[WHAT IS NEEDED]:
In the data, extract each line that holds the string "联系方式".

□ □ □ □ □ □ □

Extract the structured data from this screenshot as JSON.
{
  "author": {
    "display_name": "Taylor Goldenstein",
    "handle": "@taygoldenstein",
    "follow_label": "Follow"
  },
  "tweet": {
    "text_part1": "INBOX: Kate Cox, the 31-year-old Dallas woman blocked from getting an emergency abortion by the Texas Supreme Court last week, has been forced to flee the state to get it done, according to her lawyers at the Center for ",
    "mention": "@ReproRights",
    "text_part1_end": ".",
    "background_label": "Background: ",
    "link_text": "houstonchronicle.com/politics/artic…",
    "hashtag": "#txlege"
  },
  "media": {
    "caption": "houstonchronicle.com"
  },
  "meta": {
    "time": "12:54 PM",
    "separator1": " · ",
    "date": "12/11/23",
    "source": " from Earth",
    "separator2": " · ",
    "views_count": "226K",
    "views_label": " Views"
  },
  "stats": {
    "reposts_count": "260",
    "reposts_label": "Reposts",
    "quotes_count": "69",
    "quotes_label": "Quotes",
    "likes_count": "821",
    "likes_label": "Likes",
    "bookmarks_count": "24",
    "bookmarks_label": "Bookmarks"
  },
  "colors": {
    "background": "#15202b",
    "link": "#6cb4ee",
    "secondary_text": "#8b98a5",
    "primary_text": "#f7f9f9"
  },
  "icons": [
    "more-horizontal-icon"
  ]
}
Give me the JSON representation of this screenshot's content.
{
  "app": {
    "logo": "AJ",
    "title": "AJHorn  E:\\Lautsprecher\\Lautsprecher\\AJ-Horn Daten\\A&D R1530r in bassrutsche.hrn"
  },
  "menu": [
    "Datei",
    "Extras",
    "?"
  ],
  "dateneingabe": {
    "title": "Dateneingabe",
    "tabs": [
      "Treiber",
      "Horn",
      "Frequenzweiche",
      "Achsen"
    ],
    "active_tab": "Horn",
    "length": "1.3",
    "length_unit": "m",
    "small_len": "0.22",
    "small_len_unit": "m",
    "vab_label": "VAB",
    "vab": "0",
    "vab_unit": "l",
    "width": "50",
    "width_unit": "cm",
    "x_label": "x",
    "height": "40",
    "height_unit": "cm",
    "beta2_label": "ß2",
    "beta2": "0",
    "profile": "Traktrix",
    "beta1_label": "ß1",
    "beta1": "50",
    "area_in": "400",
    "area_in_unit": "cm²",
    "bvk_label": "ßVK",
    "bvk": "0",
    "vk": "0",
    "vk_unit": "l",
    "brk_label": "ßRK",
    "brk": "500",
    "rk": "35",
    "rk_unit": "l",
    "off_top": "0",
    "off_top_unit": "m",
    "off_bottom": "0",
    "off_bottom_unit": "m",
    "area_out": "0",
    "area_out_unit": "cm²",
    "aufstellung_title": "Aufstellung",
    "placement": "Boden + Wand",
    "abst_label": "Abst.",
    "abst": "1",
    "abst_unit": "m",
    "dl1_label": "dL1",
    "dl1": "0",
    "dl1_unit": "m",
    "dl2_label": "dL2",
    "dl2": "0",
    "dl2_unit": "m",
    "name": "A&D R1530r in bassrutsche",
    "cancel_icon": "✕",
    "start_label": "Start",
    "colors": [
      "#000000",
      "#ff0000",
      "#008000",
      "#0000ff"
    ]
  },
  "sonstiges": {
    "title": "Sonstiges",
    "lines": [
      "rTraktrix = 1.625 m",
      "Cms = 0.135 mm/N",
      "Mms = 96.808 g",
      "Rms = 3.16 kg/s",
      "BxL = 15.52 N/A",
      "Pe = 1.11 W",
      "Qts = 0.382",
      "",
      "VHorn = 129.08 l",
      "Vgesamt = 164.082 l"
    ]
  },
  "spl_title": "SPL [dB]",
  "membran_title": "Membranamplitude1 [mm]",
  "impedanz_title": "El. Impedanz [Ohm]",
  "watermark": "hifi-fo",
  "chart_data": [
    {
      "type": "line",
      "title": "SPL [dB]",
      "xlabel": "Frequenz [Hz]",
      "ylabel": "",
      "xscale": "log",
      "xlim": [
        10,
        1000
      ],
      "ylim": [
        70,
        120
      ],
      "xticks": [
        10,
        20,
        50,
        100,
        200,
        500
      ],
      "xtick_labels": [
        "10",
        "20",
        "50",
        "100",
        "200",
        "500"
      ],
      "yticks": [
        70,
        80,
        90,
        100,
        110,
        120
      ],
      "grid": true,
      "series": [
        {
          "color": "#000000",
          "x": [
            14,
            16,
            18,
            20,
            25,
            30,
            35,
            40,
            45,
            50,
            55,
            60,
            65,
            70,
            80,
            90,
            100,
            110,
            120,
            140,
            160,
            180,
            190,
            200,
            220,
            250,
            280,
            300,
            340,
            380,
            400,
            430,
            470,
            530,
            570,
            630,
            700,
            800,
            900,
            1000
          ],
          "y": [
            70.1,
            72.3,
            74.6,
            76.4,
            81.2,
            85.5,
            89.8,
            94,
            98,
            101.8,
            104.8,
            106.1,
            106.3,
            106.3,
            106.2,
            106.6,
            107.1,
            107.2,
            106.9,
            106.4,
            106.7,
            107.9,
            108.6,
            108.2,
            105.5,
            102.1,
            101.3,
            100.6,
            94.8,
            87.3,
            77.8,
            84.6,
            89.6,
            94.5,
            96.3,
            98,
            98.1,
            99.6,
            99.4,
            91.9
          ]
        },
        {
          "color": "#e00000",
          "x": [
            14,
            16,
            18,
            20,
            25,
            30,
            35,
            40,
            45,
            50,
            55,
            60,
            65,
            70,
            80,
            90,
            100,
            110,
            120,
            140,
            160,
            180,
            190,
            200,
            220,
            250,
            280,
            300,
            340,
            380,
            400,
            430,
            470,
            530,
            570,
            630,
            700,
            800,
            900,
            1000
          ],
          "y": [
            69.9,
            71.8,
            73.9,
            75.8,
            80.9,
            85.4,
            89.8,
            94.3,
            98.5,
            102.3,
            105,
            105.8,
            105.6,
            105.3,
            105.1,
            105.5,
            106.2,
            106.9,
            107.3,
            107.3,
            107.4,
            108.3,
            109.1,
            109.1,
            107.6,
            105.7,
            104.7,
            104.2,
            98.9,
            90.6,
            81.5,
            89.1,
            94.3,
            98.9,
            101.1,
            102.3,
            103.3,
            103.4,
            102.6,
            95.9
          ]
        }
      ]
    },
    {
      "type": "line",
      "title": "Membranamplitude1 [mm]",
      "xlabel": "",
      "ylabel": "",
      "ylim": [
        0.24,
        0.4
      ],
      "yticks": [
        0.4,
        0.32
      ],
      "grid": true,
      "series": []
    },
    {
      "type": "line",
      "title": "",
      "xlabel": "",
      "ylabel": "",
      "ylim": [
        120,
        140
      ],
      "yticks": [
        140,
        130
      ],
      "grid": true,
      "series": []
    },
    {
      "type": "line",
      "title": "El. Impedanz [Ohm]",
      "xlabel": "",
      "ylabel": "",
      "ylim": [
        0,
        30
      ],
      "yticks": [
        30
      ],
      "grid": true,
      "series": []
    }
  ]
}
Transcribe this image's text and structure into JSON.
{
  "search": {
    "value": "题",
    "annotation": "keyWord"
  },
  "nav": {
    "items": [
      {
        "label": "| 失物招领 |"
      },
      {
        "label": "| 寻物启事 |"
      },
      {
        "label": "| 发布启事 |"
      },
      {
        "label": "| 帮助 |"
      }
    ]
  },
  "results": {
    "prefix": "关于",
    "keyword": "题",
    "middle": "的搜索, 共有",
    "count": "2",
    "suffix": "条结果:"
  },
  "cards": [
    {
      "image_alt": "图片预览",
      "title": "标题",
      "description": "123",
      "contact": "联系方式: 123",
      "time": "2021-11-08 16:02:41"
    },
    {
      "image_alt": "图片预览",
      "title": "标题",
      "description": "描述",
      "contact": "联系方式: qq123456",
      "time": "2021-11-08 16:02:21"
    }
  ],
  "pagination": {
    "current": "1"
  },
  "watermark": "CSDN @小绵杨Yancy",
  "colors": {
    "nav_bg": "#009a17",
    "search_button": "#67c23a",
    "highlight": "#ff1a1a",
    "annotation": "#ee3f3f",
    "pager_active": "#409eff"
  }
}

□ □ □ □ □ □ □

[RESULT]:
      "contact": "联系方式: 123",
      "contact": "联系方式: qq123456",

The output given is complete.